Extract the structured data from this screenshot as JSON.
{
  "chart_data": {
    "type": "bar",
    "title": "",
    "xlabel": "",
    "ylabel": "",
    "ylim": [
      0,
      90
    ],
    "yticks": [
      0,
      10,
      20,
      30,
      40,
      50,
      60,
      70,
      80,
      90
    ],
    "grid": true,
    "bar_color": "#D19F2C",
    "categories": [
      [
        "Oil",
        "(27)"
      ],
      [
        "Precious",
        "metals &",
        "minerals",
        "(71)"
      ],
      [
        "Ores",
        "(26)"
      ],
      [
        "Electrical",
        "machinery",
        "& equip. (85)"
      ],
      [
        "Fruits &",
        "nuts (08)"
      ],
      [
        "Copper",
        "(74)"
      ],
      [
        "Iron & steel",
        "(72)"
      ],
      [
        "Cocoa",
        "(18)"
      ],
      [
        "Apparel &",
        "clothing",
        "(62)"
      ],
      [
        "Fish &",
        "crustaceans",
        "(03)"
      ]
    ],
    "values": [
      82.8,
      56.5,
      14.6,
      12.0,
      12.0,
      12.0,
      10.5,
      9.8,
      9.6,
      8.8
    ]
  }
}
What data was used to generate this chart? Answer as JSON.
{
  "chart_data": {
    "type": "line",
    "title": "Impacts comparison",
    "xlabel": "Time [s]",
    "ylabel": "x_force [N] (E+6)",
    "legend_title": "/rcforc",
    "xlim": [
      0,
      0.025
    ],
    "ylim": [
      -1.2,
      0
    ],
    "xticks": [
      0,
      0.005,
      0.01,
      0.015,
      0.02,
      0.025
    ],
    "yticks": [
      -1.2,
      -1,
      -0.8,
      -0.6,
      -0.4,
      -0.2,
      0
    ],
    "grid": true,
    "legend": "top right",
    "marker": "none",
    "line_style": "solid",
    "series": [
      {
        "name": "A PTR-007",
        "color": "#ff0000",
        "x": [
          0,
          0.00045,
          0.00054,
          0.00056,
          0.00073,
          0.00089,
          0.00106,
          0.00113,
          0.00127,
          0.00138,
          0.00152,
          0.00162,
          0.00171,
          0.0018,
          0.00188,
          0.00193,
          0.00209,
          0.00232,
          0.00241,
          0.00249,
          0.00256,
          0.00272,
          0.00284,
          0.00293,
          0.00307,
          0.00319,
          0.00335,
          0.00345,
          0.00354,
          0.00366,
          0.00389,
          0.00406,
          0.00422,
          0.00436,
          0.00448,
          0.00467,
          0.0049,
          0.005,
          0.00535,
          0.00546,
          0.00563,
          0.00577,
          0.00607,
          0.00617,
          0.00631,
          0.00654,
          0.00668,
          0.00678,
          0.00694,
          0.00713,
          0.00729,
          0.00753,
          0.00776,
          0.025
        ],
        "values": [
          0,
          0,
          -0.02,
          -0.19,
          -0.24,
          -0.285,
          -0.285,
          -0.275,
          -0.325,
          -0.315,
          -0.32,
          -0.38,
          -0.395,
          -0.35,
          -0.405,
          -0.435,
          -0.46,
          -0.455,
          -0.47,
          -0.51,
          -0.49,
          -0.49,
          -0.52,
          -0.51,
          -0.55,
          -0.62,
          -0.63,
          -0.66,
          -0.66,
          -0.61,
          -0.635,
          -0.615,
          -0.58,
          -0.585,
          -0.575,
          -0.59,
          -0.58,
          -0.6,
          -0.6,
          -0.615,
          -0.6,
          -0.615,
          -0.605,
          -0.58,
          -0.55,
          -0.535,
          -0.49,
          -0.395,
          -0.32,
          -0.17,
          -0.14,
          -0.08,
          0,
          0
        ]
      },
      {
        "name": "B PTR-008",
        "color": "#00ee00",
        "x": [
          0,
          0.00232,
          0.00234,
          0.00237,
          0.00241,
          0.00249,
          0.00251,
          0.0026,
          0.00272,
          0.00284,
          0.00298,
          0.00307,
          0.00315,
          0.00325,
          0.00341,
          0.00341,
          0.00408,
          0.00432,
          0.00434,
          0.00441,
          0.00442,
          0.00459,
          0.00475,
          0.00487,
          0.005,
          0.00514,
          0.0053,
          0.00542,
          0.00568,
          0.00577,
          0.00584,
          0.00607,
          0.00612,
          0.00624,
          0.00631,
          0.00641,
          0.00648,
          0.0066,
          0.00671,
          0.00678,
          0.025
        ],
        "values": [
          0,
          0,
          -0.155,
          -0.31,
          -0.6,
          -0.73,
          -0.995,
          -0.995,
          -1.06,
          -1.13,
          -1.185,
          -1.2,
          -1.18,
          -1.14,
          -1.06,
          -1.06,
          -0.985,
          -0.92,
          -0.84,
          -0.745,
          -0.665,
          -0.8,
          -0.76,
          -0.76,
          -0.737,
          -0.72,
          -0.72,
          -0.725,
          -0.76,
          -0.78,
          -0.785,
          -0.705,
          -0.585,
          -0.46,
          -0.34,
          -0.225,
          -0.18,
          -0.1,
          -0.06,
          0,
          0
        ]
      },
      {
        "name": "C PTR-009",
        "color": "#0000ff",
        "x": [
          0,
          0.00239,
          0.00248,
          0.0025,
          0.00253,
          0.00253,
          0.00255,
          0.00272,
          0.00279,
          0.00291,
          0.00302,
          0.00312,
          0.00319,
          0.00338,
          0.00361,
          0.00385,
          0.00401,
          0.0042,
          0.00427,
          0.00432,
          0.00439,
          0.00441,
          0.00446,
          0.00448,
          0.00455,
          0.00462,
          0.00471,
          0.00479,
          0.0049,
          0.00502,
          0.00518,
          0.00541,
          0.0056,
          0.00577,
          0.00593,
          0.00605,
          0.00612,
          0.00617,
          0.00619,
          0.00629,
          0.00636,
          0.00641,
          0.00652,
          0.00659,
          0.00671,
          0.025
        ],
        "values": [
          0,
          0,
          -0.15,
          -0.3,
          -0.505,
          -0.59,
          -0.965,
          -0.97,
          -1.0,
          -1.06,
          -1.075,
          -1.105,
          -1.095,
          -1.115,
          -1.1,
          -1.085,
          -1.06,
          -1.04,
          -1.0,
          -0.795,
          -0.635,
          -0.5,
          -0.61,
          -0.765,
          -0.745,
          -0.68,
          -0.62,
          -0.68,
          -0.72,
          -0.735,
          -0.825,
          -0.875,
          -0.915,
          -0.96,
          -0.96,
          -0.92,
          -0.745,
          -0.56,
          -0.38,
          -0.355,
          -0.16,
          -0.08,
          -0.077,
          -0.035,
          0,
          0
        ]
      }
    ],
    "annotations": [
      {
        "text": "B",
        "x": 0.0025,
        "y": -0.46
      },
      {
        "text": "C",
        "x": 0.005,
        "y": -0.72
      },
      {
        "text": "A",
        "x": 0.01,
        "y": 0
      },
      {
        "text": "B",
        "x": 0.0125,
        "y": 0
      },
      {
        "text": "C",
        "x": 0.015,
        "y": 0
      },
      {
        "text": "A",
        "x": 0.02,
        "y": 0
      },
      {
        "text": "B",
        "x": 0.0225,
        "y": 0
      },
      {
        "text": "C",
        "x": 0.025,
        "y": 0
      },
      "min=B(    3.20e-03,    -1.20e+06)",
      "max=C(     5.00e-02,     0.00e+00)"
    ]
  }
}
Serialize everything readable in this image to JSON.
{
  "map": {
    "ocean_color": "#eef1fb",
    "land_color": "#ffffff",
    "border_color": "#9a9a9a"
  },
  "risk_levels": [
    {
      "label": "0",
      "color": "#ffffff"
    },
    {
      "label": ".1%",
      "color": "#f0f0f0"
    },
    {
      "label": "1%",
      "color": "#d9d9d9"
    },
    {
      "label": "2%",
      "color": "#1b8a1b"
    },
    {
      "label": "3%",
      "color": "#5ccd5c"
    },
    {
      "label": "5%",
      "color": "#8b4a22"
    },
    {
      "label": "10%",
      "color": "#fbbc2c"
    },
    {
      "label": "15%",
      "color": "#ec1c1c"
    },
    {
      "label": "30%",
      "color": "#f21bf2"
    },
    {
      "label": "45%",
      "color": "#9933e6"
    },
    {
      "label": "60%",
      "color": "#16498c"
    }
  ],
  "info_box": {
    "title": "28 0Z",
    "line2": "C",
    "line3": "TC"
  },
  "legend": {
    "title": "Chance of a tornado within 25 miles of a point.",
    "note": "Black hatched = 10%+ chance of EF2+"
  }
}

** Directions for this task **
Only the lines from the one that contains "Serialize everything readable" to the end of the data should be output, exactly as they appear.

** Worked solution **
Serialize everything readable in this image to JSON.
{
  "map": {
    "ocean_color": "#eef1fb",
    "land_color": "#ffffff",
    "border_color": "#9a9a9a"
  },
  "risk_levels": [
    {
      "label": "0",
      "color": "#ffffff"
    },
    {
      "label": ".1%",
      "color": "#f0f0f0"
    },
    {
      "label": "1%",
      "color": "#d9d9d9"
    },
    {
      "label": "2%",
      "color": "#1b8a1b"
    },
    {
      "label": "3%",
      "color": "#5ccd5c"
    },
    {
      "label": "5%",
      "color": "#8b4a22"
    },
    {
      "label": "10%",
      "color": "#fbbc2c"
    },
    {
      "label": "15%",
      "color": "#ec1c1c"
    },
    {
      "label": "30%",
      "color": "#f21bf2"
    },
    {
      "label": "45%",
      "color": "#9933e6"
    },
    {
      "label": "60%",
      "color": "#16498c"
    }
  ],
  "info_box": {
    "title": "28 0Z",
    "line2": "C",
    "line3": "TC"
  },
  "legend": {
    "title": "Chance of a tornado within 25 miles of a point.",
    "note": "Black hatched = 10%+ chance of EF2+"
  }
}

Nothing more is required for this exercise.